Work to complete:
Transcribe the records below exactly as they appear.

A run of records
········

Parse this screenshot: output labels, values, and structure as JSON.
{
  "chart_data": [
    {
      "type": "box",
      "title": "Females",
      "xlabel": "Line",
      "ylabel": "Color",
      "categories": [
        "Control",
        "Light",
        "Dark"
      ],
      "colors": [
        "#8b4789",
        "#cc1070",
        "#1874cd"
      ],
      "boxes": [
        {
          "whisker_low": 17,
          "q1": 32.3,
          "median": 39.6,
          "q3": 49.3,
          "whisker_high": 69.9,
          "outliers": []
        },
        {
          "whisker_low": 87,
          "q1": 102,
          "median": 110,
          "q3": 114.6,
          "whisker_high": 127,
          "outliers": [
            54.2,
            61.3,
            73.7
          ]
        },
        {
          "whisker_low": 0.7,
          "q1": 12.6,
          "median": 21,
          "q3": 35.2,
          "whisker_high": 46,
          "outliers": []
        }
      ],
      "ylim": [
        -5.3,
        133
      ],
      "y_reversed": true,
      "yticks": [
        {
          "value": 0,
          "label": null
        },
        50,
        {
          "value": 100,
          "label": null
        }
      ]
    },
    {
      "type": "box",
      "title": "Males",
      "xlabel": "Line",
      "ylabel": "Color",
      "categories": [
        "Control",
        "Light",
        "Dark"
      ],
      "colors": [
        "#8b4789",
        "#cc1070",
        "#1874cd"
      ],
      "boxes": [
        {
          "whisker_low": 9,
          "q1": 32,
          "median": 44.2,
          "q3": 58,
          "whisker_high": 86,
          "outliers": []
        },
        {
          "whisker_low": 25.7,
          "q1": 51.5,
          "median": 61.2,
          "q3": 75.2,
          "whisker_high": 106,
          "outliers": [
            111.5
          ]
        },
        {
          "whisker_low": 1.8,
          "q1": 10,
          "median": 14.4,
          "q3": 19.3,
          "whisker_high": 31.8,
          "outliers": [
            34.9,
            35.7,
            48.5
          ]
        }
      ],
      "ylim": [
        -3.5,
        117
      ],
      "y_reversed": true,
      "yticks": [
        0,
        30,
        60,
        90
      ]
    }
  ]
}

········

Solution to this task:
Parse this screenshot: output labels, values, and structure as JSON.
{
  "chart_data": [
    {
      "type": "box",
      "title": "Females",
      "xlabel": "Line",
      "ylabel": "Color",
      "categories": [
        "Control",
        "Light",
        "Dark"
      ],
      "colors": [
        "#8b4789",
        "#cc1070",
        "#1874cd"
      ],
      "boxes": [
        {
          "whisker_low": 17,
          "q1": 32.3,
          "median": 39.6,
          "q3": 49.3,
          "whisker_high": 69.9,
          "outliers": []
        },
        {
          "whisker_low": 87,
          "q1": 102,
          "median": 110,
          "q3": 114.6,
          "whisker_high": 127,
          "outliers": [
            54.2,
            61.3,
            73.7
          ]
        },
        {
          "whisker_low": 0.7,
          "q1": 12.6,
          "median": 21,
          "q3": 35.2,
          "whisker_high": 46,
          "outliers": []
        }
      ],
      "ylim": [
        -5.3,
        133
      ],
      "y_reversed": true,
      "yticks": [
        {
          "value": 0,
          "label": null
        },
        50,
        {
          "value": 100,
          "label": null
        }
      ]
    },
    {
      "type": "box",
      "title": "Males",
      "xlabel": "Line",
      "ylabel": "Color",
      "categories": [
        "Control",
        "Light",
        "Dark"
      ],
      "colors": [
        "#8b4789",
        "#cc1070",
        "#1874cd"
      ],
      "boxes": [
        {
          "whisker_low": 9,
          "q1": 32,
          "median": 44.2,
          "q3": 58,
          "whisker_high": 86,
          "outliers": []
        },
        {
          "whisker_low": 25.7,
          "q1": 51.5,
          "median": 61.2,
          "q3": 75.2,
          "whisker_high": 106,
          "outliers": [
            111.5
          ]
        },
        {
          "whisker_low": 1.8,
          "q1": 10,
          "median": 14.4,
          "q3": 19.3,
          "whisker_high": 31.8,
          "outliers": [
            34.9,
            35.7,
            48.5
          ]
        }
      ],
      "ylim": [
        -3.5,
        117
      ],
      "y_reversed": true,
      "yticks": [
        0,
        30,
        60,
        90
      ]
    }
  ]
}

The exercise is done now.